# [TASK BRIEF]
Keep only the lines of the data below that contain "气象数据共享服务能力评估报告", and copy them.

# [INFORMATION GIVEN]

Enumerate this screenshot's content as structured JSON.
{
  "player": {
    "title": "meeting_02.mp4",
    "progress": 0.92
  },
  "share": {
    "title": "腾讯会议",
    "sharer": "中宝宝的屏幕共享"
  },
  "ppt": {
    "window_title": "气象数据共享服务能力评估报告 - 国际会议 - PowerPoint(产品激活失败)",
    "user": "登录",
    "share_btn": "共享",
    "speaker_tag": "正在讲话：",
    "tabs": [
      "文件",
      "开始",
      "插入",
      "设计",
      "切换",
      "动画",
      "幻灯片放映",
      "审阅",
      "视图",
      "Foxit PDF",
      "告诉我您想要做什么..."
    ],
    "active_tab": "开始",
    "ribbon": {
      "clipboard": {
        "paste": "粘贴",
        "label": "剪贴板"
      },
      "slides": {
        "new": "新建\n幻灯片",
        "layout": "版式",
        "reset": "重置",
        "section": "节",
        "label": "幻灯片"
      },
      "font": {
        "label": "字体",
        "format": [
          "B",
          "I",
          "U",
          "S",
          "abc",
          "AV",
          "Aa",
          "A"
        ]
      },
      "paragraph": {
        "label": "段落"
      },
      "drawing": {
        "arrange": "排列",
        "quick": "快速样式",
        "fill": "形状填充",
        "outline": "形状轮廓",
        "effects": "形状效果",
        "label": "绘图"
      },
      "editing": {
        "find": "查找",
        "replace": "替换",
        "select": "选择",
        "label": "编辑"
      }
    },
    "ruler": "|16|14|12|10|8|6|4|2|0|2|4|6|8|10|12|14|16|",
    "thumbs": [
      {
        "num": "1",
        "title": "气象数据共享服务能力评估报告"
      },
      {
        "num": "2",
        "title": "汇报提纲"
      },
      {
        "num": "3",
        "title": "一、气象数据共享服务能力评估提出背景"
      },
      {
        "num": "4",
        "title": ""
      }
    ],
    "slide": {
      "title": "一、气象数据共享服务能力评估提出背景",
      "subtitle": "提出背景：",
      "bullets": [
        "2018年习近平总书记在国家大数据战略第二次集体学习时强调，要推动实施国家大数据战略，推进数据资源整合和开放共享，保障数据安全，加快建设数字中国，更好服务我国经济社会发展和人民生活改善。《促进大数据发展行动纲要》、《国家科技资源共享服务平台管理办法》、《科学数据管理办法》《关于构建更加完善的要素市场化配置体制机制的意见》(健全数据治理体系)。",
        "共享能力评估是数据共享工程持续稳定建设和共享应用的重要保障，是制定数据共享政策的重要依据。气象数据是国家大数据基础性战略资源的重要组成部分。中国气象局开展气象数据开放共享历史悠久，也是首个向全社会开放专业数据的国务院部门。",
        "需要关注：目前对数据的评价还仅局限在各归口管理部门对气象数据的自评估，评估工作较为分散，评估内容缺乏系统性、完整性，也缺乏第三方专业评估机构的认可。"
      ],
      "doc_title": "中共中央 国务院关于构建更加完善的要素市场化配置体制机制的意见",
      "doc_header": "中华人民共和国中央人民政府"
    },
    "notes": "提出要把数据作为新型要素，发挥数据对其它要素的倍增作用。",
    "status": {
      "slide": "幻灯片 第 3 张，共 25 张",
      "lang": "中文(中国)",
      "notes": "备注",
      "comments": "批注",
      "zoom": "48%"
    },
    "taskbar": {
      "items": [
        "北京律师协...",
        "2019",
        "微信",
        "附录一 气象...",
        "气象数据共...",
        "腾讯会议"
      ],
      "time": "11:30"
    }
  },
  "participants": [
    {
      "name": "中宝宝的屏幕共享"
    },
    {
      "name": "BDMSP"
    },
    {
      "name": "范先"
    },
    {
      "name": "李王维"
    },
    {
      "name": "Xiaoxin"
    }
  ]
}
---
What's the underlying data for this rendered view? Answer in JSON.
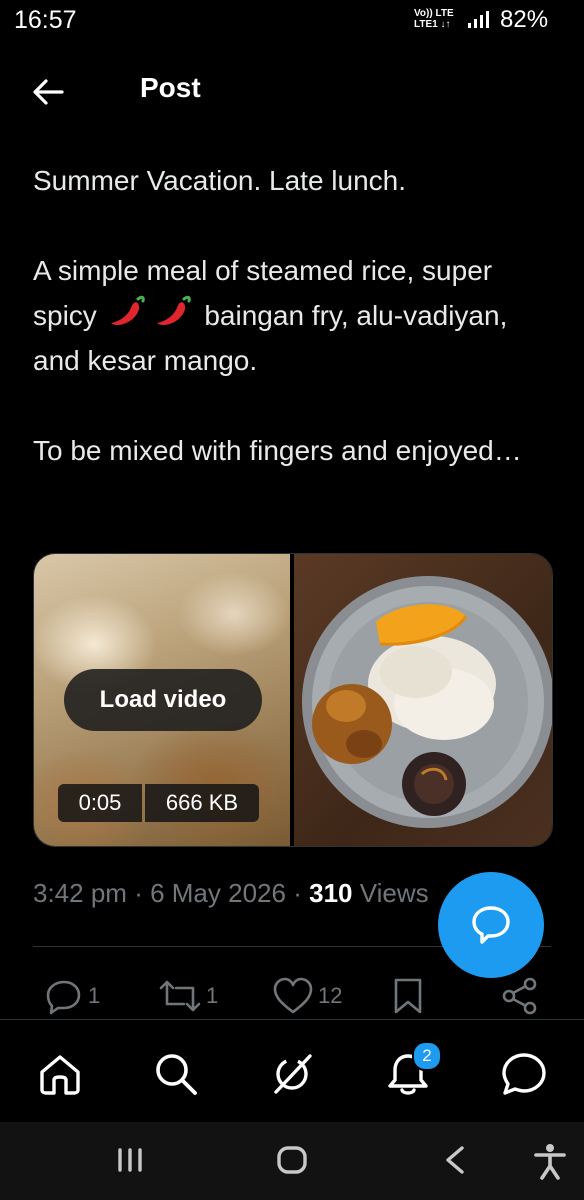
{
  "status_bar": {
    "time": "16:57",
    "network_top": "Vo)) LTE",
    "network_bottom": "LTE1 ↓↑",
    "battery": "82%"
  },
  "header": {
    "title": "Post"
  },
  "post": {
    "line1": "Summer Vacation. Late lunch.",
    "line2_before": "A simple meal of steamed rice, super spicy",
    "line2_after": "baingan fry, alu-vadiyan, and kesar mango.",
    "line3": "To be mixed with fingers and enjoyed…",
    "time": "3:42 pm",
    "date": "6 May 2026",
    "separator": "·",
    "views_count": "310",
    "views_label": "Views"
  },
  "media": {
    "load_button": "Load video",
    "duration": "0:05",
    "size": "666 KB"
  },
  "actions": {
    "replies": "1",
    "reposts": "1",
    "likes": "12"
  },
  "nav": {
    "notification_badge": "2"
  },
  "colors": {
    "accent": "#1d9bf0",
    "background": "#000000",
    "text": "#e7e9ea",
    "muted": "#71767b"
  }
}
* * *
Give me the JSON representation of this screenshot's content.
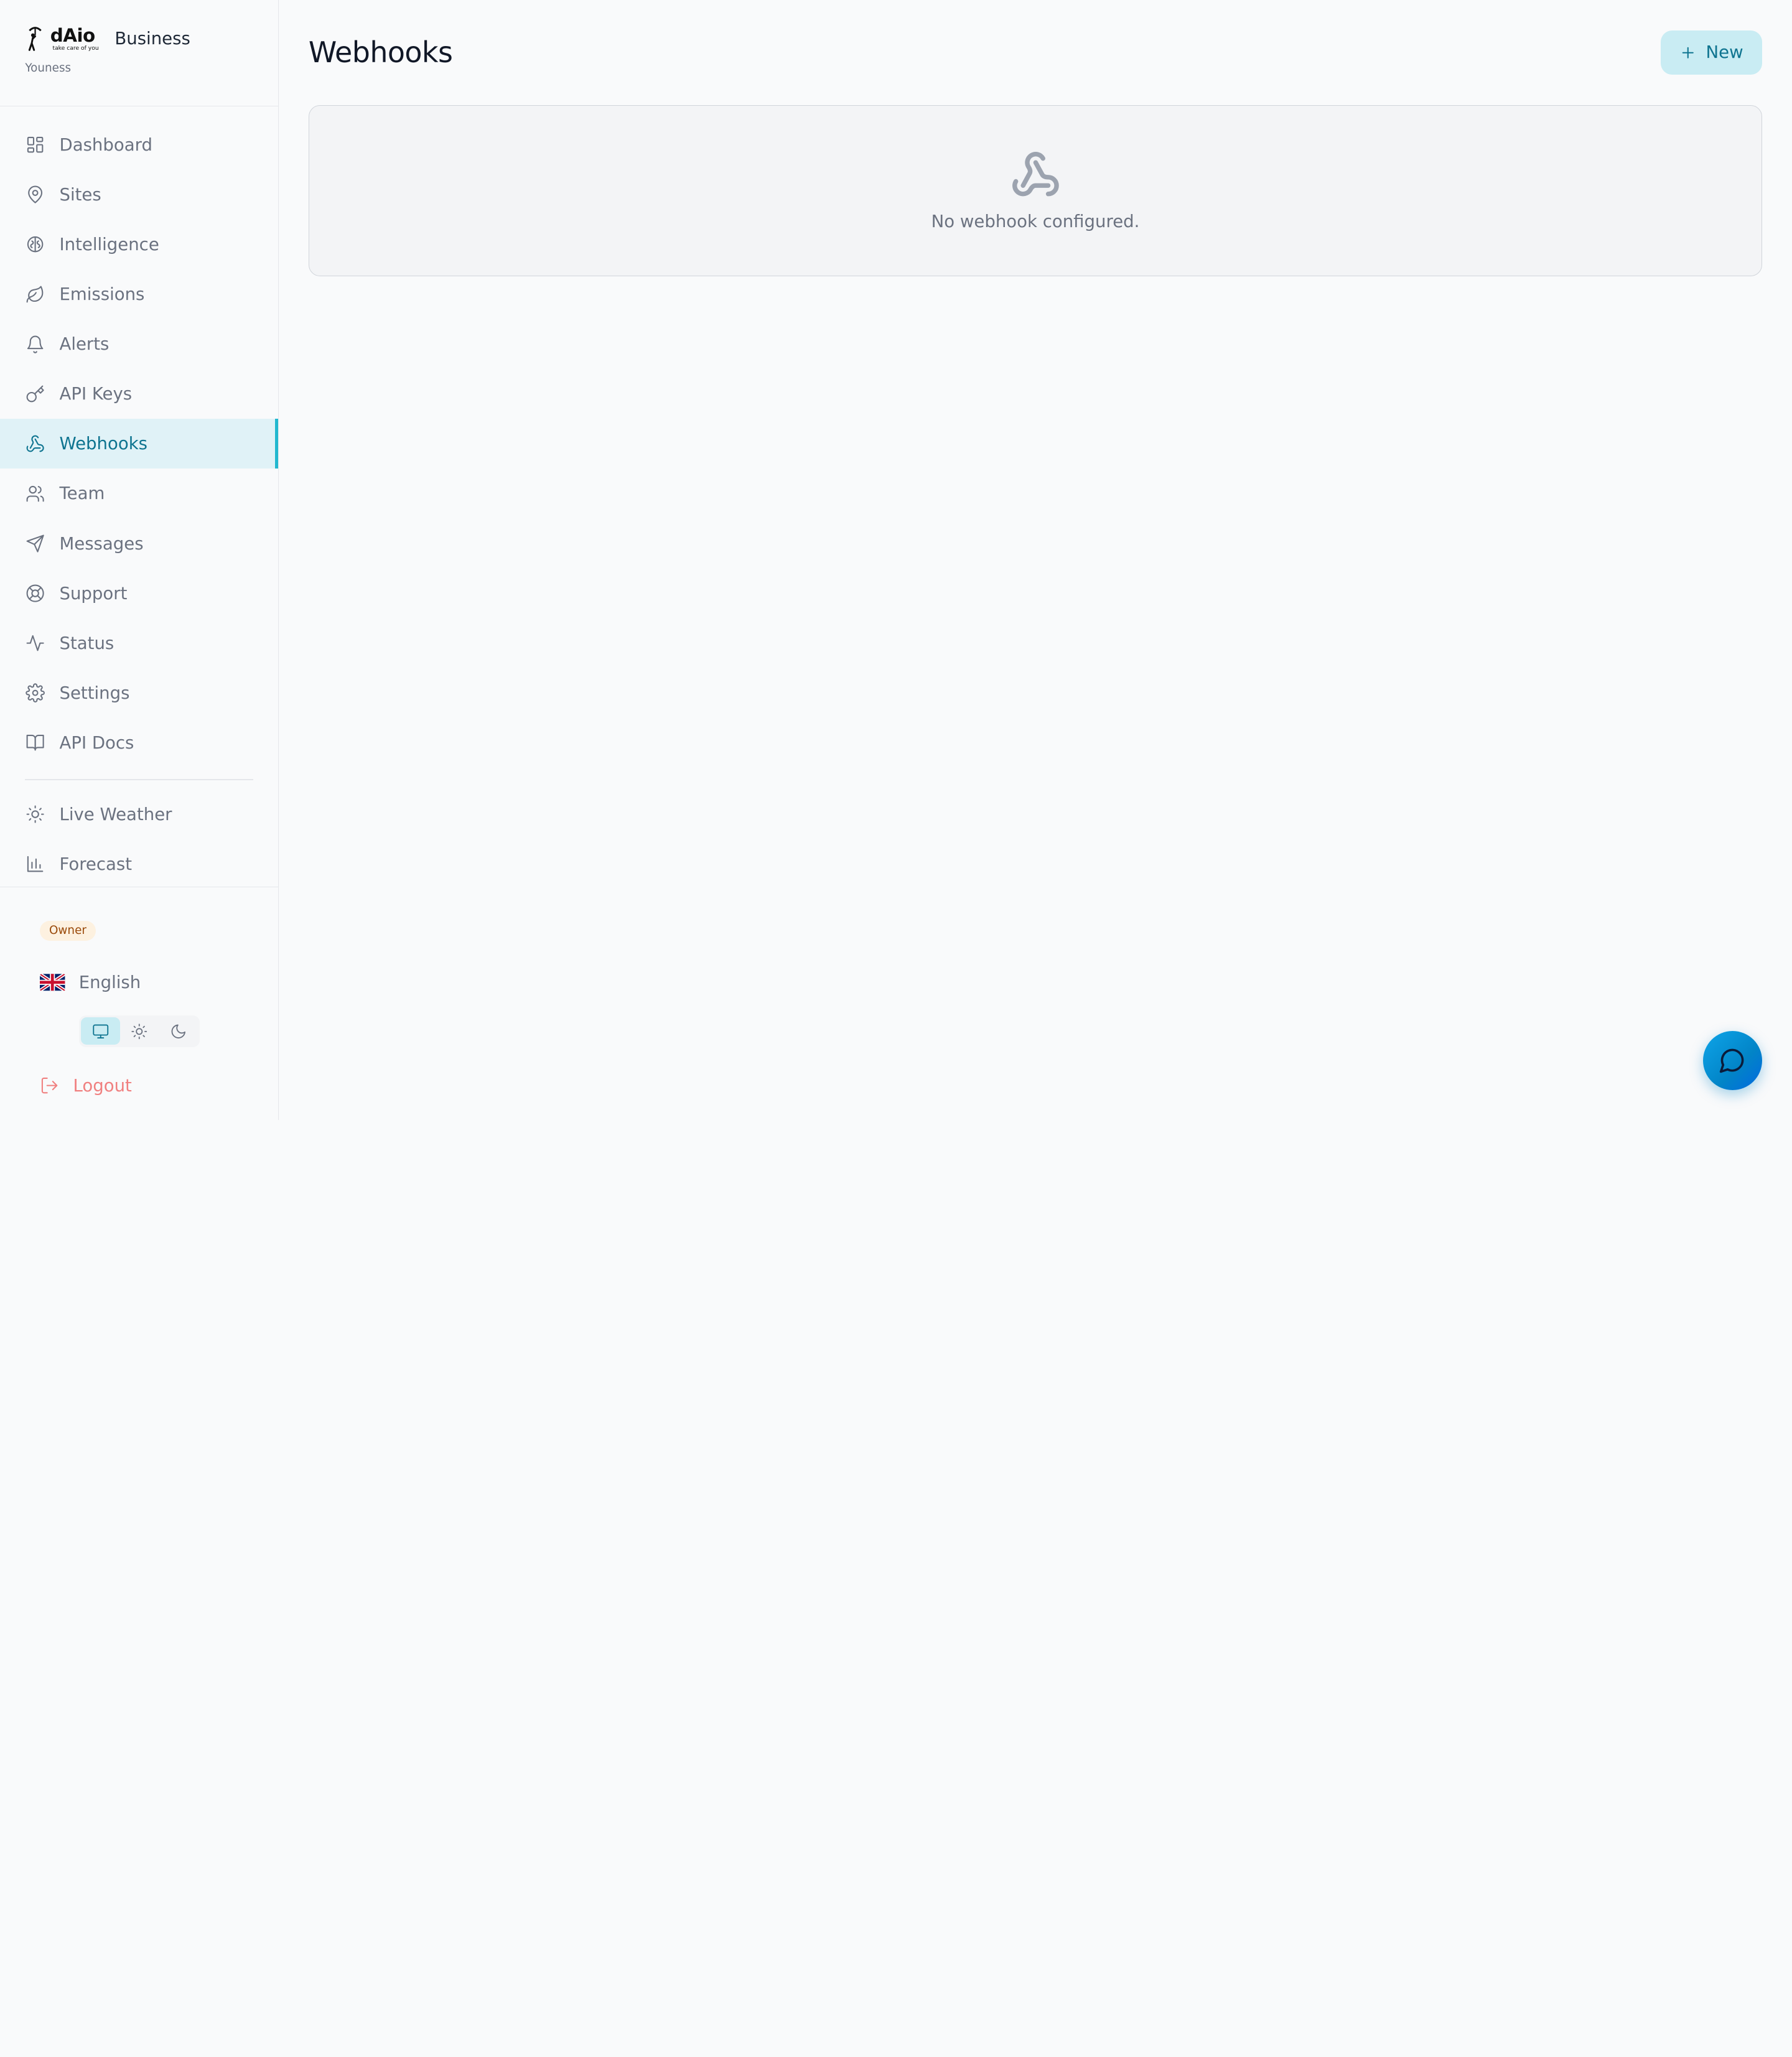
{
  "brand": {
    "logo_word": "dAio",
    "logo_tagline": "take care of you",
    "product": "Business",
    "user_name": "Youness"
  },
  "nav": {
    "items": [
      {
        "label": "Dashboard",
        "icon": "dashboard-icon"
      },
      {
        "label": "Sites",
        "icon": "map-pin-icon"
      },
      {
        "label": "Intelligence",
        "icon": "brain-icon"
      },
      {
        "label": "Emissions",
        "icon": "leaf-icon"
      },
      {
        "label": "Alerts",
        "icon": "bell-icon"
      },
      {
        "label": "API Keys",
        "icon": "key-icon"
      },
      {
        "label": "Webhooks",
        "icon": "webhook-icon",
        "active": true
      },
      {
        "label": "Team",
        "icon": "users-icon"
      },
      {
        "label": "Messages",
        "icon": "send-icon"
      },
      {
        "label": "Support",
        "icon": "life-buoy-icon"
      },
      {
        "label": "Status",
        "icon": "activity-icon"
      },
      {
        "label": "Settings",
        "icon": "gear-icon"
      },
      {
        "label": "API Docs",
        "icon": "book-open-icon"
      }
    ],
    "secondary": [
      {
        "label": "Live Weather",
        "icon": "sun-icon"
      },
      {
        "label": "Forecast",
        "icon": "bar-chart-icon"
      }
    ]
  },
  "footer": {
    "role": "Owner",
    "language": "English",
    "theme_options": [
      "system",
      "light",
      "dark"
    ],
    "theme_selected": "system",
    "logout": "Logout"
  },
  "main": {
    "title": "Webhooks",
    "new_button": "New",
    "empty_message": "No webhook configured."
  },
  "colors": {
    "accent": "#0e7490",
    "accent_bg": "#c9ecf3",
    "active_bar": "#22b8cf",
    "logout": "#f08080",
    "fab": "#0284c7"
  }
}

# [TASK OUTPUT]
    "window_title": "气象数据共享服务能力评估报告 - 国际会议 - PowerPoint(产品激活失败)",
        "title": "气象数据共享服务能力评估报告"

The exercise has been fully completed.